* **Records for the exercise**:
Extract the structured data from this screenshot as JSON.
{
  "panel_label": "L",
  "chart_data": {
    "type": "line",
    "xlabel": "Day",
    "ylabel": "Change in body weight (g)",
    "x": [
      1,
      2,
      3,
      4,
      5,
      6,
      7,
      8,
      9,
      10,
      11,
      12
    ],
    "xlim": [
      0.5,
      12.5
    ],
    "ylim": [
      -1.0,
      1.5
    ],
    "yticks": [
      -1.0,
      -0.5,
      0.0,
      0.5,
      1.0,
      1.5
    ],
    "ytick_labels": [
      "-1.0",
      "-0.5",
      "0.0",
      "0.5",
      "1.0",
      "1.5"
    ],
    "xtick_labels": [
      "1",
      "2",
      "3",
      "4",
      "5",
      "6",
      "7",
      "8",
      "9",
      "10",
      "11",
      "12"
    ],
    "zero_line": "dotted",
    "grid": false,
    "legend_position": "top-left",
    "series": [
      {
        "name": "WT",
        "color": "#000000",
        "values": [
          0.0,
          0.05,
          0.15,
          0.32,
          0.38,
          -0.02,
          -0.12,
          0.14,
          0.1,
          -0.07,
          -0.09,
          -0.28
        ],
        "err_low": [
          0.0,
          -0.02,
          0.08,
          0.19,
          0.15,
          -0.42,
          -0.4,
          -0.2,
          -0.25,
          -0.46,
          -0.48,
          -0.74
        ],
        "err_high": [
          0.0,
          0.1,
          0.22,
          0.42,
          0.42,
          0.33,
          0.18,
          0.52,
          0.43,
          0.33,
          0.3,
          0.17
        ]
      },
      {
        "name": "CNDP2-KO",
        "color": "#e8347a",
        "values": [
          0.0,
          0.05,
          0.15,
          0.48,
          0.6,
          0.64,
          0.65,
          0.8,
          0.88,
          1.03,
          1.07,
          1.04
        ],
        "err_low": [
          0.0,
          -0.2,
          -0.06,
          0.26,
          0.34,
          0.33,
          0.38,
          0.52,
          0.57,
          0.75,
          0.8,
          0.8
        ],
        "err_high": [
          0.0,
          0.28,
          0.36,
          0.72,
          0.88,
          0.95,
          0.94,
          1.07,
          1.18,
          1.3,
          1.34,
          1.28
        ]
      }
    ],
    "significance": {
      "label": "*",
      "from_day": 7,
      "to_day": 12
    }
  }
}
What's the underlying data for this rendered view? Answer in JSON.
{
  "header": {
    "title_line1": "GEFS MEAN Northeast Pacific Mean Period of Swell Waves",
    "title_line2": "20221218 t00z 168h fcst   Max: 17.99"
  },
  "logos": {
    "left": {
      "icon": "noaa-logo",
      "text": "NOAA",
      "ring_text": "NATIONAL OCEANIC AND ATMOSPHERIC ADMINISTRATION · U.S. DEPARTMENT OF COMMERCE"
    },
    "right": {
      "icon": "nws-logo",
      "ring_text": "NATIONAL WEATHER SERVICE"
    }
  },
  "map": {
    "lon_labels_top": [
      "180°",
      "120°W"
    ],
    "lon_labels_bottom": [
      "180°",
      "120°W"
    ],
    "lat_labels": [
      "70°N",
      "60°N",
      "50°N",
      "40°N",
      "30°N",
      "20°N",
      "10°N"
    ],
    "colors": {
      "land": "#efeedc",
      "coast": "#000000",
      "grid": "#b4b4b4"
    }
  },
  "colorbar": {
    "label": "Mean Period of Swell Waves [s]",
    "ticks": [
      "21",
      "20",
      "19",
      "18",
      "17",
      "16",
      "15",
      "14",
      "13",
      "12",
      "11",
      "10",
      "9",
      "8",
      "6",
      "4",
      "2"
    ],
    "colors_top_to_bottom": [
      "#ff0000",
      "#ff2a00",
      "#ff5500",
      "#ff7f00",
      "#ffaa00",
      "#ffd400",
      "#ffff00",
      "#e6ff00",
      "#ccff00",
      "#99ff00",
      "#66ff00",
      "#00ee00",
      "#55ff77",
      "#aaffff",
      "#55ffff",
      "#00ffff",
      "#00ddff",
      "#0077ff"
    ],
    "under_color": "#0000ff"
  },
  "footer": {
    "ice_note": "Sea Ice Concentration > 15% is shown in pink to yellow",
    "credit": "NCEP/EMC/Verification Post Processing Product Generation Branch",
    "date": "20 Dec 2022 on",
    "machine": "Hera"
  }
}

* **Your objective**:
Read through the entries and copy every line that includes "Swell".

* **Answer for this exercise**:
    "title_line1": "GEFS MEAN Northeast Pacific Mean Period of Swell Waves",
    "label": "Mean Period of Swell Waves [s]",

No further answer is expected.